Your assignment: Which lines have the string "rencontre"? Copy all of them from the entries below.

Data shown:

- Opening Delimiter -

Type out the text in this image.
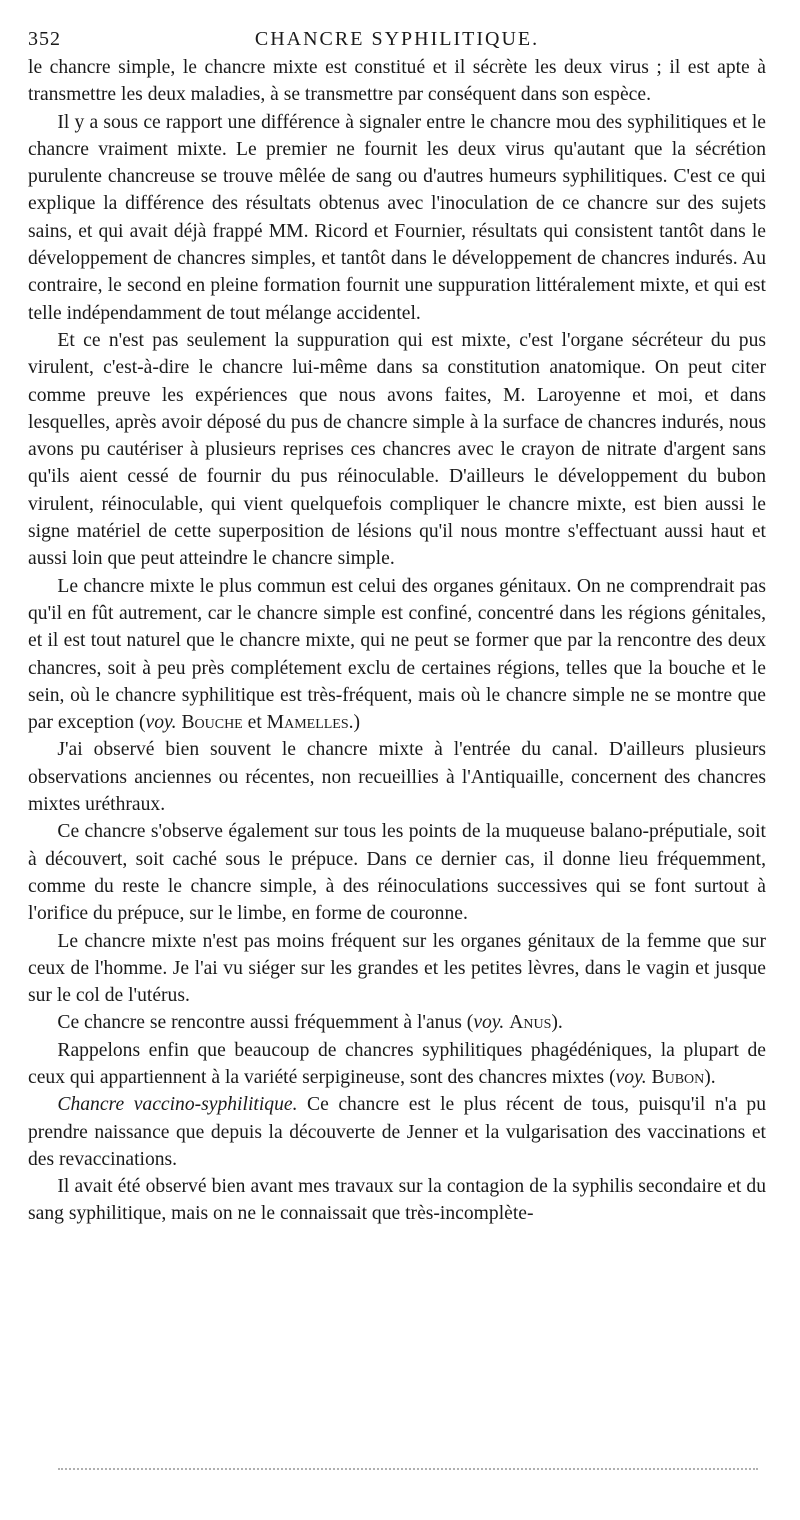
352	CHANCRE SYPHILITIQUE.

le chancre simple, le chancre mixte est constitué et il sécrète les deux virus ; il est apte à transmettre les deux maladies, à se transmettre par conséquent dans son espèce.

Il y a sous ce rapport une différence à signaler entre le chancre mou des syphilitiques et le chancre vraiment mixte. Le premier ne fournit les deux virus qu'autant que la sécrétion purulente chancreuse se trouve mêlée de sang ou d'autres humeurs syphilitiques. C'est ce qui explique la différence des résultats obtenus avec l'inoculation de ce chancre sur des sujets sains, et qui avait déjà frappé MM. Ricord et Fournier, résultats qui consistent tantôt dans le développement de chancres simples, et tantôt dans le développement de chancres indurés. Au contraire, le second en pleine formation fournit une suppuration littéralement mixte, et qui est telle indépendamment de tout mélange accidentel.

Et ce n'est pas seulement la suppuration qui est mixte, c'est l'organe sécréteur du pus virulent, c'est-à-dire le chancre lui-même dans sa constitution anatomique. On peut citer comme preuve les expériences que nous avons faites, M. Laroyenne et moi, et dans lesquelles, après avoir déposé du pus de chancre simple à la surface de chancres indurés, nous avons pu cautériser à plusieurs reprises ces chancres avec le crayon de nitrate d'argent sans qu'ils aient cessé de fournir du pus réinoculable. D'ailleurs le développement du bubon virulent, réinoculable, qui vient quelquefois compliquer le chancre mixte, est bien aussi le signe matériel de cette superposition de lésions qu'il nous montre s'effectuant aussi haut et aussi loin que peut atteindre le chancre simple.

Le chancre mixte le plus commun est celui des organes génitaux. On ne comprendrait pas qu'il en fût autrement, car le chancre simple est confiné, concentré dans les régions génitales, et il est tout naturel que le chancre mixte, qui ne peut se former que par la rencontre des deux chancres, soit à peu près complétement exclu de certaines régions, telles que la bouche et le sein, où le chancre syphilitique est très-fréquent, mais où le chancre simple ne se montre que par exception (voy. Bouche et Mamelles.)

J'ai observé bien souvent le chancre mixte à l'entrée du canal. D'ailleurs plusieurs observations anciennes ou récentes, non recueillies à l'Antiquaille, concernent des chancres mixtes uréthraux.

Ce chancre s'observe également sur tous les points de la muqueuse balano-préputiale, soit à découvert, soit caché sous le prépuce. Dans ce dernier cas, il donne lieu fréquemment, comme du reste le chancre simple, à des réinoculations successives qui se font surtout à l'orifice du prépuce, sur le limbe, en forme de couronne.

Le chancre mixte n'est pas moins fréquent sur les organes génitaux de la femme que sur ceux de l'homme. Je l'ai vu siéger sur les grandes et les petites lèvres, dans le vagin et jusque sur le col de l'utérus.

Ce chancre se rencontre aussi fréquemment à l'anus (voy. Anus).

Rappelons enfin que beaucoup de chancres syphilitiques phagédéniques, la plupart de ceux qui appartiennent à la variété serpigineuse, sont des chancres mixtes (voy. Bubon).

Chancre vaccino-syphilitique. Ce chancre est le plus récent de tous, puisqu'il n'a pu prendre naissance que depuis la découverte de Jenner et la vulgarisation des vaccinations et des revaccinations.

Il avait été observé bien avant mes travaux sur la contagion de la syphilis secondaire et du sang syphilitique, mais on ne le connaissait que très-incomplète-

- Closing Delimiter -

Answer area:
Le chancre mixte le plus commun est celui des organes génitaux. On ne comprendrait pas qu'il en fût autrement, car le chancre simple est confiné, concentré dans les régions génitales, et il est tout naturel que le chancre mixte, qui ne peut se former que par la rencontre des deux chancres, soit à peu près complétement exclu de certaines régions, telles que la bouche et le sein, où le chancre syphilitique est très-fréquent, mais où le chancre simple ne se montre que par exception (voy. Bouche et Mamelles.)
Ce chancre se rencontre aussi fréquemment à l'anus (voy. Anus).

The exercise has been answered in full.